DO THIS:
Select from the data all lines with the word "range".

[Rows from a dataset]

## start

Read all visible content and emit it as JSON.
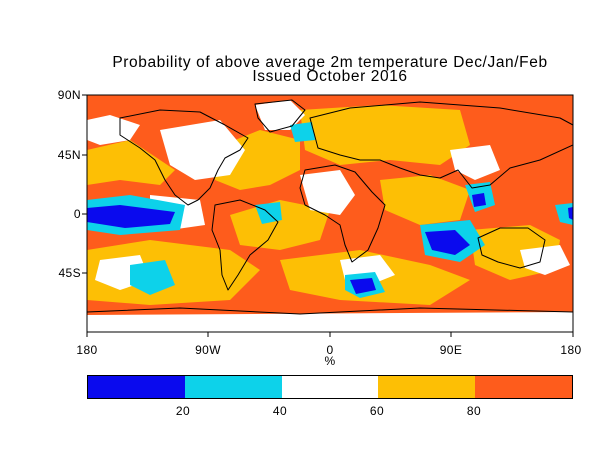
{
  "map": {
    "title_line1": "Probability of above average 2m temperature Dec/Jan/Feb",
    "title_line2": "Issued October 2016",
    "lat_labels": [
      "90N",
      "45N",
      "0",
      "45S"
    ],
    "lon_labels": [
      "180",
      "90W",
      "0",
      "90E",
      "180"
    ],
    "unit": "%"
  },
  "legend": {
    "bins": [
      {
        "range": "0-20",
        "color": "#0a0aee"
      },
      {
        "range": "20-40",
        "color": "#0dd2ea"
      },
      {
        "range": "40-60",
        "color": "#ffffff"
      },
      {
        "range": "60-80",
        "color": "#fdbf05"
      },
      {
        "range": "80-100",
        "color": "#fe5c1c"
      }
    ],
    "tick_labels": [
      "20",
      "40",
      "60",
      "80"
    ]
  },
  "colors": {
    "ocean_background": "#fe5c1c",
    "land_outline": "#000000"
  }
}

## end

SOLUTION TO THIS TASK:
        "range": "0-20",
        "range": "20-40",
        "range": "40-60",
        "range": "60-80",
        "range": "80-100",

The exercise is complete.